• What to work on
Set down all of the data that follows word for word, without the images.

• Data rows
== == ==
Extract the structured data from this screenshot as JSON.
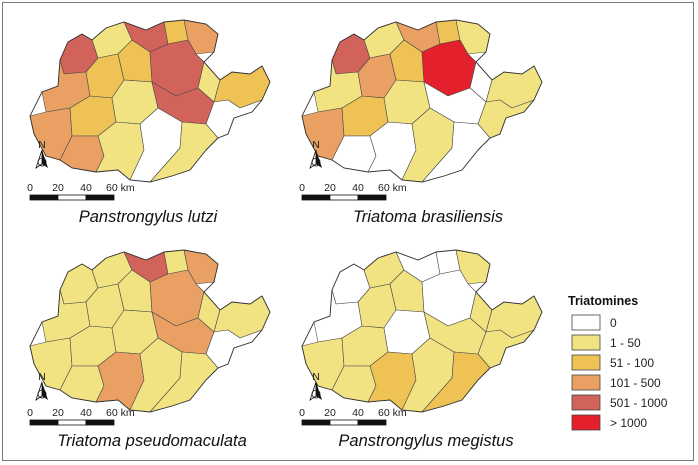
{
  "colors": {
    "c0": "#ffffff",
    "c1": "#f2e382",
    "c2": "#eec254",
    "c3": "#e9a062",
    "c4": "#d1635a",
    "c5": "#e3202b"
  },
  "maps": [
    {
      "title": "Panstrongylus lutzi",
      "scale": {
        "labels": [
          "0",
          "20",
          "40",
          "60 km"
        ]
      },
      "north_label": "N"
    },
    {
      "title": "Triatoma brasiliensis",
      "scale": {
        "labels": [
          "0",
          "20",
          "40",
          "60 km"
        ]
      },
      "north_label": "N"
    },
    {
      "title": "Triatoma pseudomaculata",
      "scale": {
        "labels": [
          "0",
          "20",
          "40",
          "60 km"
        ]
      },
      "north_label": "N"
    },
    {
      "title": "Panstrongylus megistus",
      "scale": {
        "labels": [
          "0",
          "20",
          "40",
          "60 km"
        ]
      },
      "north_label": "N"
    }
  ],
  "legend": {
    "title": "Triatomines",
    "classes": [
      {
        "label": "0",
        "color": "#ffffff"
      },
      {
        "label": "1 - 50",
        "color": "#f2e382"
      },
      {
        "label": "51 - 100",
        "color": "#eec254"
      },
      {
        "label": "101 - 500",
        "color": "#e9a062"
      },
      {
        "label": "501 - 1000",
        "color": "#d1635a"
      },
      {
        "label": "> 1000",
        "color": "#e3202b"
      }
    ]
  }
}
== == ==
• Expected output
Extract the structured data from this screenshot as JSON.
{
  "colors": {
    "c0": "#ffffff",
    "c1": "#f2e382",
    "c2": "#eec254",
    "c3": "#e9a062",
    "c4": "#d1635a",
    "c5": "#e3202b"
  },
  "maps": [
    {
      "title": "Panstrongylus lutzi",
      "scale": {
        "labels": [
          "0",
          "20",
          "40",
          "60 km"
        ]
      },
      "north_label": "N"
    },
    {
      "title": "Triatoma brasiliensis",
      "scale": {
        "labels": [
          "0",
          "20",
          "40",
          "60 km"
        ]
      },
      "north_label": "N"
    },
    {
      "title": "Triatoma pseudomaculata",
      "scale": {
        "labels": [
          "0",
          "20",
          "40",
          "60 km"
        ]
      },
      "north_label": "N"
    },
    {
      "title": "Panstrongylus megistus",
      "scale": {
        "labels": [
          "0",
          "20",
          "40",
          "60 km"
        ]
      },
      "north_label": "N"
    }
  ],
  "legend": {
    "title": "Triatomines",
    "classes": [
      {
        "label": "0",
        "color": "#ffffff"
      },
      {
        "label": "1 - 50",
        "color": "#f2e382"
      },
      {
        "label": "51 - 100",
        "color": "#eec254"
      },
      {
        "label": "101 - 500",
        "color": "#e9a062"
      },
      {
        "label": "501 - 1000",
        "color": "#d1635a"
      },
      {
        "label": "> 1000",
        "color": "#e3202b"
      }
    ]
  }
}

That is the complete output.